[Records provided]:

☆ ☆ ☆ ☆ ☆

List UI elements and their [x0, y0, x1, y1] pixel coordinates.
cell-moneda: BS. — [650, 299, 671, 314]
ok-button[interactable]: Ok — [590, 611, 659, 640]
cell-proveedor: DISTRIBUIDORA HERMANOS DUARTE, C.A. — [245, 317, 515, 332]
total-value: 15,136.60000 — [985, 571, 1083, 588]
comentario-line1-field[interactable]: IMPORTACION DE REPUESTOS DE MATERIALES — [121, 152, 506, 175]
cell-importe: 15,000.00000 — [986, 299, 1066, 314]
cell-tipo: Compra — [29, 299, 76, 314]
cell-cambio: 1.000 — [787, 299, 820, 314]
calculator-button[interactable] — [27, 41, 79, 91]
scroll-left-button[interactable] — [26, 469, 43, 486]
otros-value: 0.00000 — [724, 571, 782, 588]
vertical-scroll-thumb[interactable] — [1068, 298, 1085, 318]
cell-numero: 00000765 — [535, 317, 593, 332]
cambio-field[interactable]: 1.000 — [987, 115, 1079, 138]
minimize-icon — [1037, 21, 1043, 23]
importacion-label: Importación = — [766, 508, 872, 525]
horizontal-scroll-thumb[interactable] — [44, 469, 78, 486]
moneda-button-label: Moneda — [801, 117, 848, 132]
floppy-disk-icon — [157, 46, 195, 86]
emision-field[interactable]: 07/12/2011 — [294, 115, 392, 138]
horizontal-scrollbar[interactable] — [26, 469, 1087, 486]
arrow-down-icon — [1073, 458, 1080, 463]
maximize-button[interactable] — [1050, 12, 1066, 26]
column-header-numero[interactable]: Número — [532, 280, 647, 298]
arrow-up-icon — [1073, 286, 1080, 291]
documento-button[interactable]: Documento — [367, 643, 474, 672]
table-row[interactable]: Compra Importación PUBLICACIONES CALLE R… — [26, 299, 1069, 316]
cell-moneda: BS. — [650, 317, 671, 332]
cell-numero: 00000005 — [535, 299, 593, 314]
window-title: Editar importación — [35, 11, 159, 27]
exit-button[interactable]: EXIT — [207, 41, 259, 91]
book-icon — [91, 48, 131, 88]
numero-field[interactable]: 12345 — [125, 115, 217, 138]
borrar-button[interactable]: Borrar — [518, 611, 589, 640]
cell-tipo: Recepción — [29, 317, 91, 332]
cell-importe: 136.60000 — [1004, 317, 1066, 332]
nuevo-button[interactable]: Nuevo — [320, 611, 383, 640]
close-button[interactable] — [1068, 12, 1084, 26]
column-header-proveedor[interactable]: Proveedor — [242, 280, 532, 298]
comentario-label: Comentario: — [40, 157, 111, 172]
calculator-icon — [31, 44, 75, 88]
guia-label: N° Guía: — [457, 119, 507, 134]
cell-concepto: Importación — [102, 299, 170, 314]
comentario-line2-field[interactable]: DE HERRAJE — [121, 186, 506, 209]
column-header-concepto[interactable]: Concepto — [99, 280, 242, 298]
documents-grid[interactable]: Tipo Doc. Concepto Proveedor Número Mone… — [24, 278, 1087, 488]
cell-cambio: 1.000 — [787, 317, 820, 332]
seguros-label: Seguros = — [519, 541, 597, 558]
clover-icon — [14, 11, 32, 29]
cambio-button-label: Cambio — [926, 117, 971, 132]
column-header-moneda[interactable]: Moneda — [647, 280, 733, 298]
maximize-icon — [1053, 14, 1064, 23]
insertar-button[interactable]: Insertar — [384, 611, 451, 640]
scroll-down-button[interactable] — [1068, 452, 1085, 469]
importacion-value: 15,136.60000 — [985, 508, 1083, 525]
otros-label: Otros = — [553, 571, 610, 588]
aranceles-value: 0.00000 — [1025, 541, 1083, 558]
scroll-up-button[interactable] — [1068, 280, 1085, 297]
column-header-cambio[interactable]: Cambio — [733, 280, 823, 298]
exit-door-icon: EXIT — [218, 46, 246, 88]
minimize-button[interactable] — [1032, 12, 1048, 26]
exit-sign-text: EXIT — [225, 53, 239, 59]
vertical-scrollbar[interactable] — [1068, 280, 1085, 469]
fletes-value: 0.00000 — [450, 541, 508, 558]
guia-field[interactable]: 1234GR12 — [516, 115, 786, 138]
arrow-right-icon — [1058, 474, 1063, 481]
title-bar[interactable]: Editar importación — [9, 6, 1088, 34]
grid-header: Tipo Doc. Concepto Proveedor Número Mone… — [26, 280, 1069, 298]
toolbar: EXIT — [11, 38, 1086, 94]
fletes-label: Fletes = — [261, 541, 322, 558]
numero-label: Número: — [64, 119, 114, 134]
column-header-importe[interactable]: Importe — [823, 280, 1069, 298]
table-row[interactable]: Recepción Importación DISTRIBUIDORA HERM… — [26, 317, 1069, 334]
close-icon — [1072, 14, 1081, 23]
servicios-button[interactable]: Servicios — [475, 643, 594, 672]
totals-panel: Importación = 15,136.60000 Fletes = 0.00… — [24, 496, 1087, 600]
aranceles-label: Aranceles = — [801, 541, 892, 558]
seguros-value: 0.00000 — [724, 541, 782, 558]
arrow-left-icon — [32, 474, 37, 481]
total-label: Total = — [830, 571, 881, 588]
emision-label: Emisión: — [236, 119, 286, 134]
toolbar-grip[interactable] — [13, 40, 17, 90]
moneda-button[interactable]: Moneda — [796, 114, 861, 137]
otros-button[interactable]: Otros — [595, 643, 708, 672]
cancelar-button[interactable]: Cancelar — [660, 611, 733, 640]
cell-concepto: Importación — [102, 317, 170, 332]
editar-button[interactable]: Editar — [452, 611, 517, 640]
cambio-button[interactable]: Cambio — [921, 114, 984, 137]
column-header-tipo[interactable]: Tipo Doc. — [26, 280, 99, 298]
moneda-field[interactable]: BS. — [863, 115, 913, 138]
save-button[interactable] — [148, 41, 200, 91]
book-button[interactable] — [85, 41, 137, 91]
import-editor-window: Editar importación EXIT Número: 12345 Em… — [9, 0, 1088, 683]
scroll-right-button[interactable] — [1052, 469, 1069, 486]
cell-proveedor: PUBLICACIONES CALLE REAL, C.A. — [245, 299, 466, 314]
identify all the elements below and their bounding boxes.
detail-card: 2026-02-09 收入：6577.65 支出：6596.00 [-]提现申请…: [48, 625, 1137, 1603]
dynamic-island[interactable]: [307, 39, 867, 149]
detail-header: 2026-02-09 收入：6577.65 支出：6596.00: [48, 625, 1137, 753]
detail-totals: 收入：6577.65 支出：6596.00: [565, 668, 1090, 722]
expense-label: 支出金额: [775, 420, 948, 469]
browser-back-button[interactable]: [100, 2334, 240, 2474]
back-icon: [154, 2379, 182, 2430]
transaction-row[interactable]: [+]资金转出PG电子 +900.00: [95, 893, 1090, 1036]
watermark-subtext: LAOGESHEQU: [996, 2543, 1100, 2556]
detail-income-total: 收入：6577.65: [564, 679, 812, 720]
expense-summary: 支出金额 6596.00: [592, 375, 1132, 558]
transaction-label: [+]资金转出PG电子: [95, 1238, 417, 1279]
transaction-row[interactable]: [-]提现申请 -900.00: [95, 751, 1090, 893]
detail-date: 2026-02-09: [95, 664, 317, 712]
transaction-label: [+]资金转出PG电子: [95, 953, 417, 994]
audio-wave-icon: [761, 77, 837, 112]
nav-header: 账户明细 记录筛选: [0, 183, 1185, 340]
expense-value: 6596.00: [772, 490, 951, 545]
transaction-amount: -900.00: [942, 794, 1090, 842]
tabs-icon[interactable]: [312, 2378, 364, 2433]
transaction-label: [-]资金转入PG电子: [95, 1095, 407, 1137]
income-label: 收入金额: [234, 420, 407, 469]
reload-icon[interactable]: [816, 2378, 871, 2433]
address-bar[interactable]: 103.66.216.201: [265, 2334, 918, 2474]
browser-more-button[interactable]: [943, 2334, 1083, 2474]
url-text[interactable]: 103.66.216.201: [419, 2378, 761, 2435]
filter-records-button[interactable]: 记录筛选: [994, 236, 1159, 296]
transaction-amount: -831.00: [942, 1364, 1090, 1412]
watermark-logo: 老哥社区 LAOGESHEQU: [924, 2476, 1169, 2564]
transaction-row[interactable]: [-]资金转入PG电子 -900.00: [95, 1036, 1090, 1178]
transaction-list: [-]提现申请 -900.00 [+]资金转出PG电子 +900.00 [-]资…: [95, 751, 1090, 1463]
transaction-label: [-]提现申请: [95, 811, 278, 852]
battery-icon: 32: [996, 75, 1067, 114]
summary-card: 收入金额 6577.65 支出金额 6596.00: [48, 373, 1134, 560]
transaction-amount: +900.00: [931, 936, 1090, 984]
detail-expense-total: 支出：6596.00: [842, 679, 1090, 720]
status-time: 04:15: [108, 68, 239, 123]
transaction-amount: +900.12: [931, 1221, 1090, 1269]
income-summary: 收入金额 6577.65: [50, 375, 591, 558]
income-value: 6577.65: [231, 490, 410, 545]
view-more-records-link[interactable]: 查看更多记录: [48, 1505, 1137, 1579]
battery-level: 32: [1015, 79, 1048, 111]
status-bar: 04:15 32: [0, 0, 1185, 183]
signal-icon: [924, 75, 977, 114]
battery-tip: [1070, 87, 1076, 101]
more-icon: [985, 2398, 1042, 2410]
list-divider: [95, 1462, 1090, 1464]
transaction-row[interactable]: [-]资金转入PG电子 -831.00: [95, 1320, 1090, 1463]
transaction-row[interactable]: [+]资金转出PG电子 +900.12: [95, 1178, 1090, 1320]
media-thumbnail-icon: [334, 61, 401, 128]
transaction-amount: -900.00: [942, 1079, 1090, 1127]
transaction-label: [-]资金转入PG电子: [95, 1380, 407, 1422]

☆ ☆ ☆ ☆ ☆

[What is expected]:
Lay out the data above, from its first line through the line containing "cell-tipo: Compra — [29, 299, 76, 314]" (both included), as a Markdown table with a Row column holding the row number and a Text column holding the line. Leave out blank lines.

[Finished task]:
| Row | Text |
|---|---|
| 1 | List UI elements and their [x0, y0, x1, y1] pixel coordinates. |
| 2 | cell-moneda: BS. — [650, 299, 671, 314] |
| 3 | ok-button[interactable]: Ok — [590, 611, 659, 640] |
| 4 | cell-proveedor: DISTRIBUIDORA HERMANOS DUARTE, C.A. — [245, 317, 515, 332] |
| 5 | total-value: 15,136.60000 — [985, 571, 1083, 588] |
| 6 | comentario-line1-field[interactable]: IMPORTACION DE REPUESTOS DE MATERIALES — [121, 152, 506, 175] |
| 7 | cell-importe: 15,000.00000 — [986, 299, 1066, 314] |
| 8 | cell-tipo: Compra — [29, 299, 76, 314] |